EXERCISE INSTRUCTIONS: Return all lines from the listing below in which the string "tasarlanmıştır" occurs.
Start DATASET
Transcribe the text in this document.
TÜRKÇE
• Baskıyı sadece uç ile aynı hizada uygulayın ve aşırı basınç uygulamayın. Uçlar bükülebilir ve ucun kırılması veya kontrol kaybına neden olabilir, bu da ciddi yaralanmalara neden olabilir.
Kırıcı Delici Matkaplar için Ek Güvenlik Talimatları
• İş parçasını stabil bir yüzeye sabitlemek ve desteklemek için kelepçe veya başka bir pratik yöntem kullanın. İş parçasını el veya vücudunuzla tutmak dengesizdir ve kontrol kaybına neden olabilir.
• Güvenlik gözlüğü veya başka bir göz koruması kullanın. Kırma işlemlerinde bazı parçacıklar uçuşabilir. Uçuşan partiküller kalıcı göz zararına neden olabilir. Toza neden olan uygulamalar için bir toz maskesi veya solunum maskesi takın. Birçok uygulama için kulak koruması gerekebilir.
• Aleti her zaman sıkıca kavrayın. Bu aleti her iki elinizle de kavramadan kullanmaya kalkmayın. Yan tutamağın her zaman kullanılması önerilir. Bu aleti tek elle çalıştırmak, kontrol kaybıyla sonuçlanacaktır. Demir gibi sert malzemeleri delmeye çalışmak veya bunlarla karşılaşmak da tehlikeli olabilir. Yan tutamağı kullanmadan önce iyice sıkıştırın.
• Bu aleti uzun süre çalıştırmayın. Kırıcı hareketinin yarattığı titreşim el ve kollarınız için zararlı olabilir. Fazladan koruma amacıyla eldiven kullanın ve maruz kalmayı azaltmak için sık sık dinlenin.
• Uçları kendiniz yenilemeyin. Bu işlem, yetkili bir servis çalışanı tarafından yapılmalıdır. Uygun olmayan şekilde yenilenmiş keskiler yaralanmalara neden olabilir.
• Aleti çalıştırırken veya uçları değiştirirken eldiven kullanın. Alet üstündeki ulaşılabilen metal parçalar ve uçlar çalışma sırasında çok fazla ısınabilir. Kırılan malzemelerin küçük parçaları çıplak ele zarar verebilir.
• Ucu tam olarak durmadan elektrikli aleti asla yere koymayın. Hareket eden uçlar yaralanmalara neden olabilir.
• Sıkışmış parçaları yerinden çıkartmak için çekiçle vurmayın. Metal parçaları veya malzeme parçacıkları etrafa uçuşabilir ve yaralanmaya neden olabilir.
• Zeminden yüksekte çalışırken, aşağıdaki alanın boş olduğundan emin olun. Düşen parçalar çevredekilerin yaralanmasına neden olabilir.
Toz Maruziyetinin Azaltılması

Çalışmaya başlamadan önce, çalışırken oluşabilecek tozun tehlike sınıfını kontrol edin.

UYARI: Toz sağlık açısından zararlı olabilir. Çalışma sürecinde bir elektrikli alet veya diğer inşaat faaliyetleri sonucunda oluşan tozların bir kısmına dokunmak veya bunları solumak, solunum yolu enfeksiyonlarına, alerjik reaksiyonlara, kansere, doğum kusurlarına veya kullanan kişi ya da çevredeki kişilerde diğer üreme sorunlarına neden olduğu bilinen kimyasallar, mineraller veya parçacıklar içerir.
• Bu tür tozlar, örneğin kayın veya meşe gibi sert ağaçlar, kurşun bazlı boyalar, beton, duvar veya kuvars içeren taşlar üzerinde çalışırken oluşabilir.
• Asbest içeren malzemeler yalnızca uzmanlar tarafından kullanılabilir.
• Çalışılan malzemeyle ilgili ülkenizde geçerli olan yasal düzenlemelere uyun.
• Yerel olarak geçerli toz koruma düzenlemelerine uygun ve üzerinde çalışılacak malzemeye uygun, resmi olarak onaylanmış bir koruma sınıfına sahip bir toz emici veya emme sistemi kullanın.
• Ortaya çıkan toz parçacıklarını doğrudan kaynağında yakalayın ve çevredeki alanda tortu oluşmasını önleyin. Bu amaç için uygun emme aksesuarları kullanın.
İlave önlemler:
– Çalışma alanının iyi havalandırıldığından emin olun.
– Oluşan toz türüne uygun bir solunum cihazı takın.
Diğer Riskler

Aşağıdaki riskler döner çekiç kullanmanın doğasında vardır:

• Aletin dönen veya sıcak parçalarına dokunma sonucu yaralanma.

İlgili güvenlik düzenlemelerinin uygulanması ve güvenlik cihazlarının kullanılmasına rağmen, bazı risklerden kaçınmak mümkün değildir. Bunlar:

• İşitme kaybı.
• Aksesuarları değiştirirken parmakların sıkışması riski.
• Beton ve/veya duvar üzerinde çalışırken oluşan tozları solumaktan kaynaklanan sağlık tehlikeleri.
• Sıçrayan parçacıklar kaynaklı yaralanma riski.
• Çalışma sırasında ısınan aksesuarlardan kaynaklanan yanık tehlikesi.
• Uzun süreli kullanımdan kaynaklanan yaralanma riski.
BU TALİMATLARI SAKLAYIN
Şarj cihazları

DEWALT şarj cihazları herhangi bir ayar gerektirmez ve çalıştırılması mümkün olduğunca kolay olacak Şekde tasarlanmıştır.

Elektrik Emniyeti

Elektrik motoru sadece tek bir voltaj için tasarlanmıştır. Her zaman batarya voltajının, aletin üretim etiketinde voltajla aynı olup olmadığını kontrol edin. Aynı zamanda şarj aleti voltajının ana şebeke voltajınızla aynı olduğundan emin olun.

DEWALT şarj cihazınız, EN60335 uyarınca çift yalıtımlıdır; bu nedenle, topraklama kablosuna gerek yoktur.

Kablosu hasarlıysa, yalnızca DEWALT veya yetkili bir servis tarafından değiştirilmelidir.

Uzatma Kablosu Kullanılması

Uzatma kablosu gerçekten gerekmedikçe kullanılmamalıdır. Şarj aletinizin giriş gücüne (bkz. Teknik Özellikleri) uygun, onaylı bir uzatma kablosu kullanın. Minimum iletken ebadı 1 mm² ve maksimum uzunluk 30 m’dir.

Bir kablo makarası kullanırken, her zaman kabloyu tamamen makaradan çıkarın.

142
End DATASET
FULL OUTPUT:
DEWALT şarj cihazları herhangi bir ayar gerektirmez ve çalıştırılması mümkün olduğunca kolay olacak Şekde tasarlanmıştır.
Elektrik motoru sadece tek bir voltaj için tasarlanmıştır. Her zaman batarya voltajının, aletin üretim etiketinde voltajla aynı olup olmadığını kontrol edin. Aynı zamanda şarj aleti voltajının ana şebeke voltajınızla aynı olduğundan emin olun.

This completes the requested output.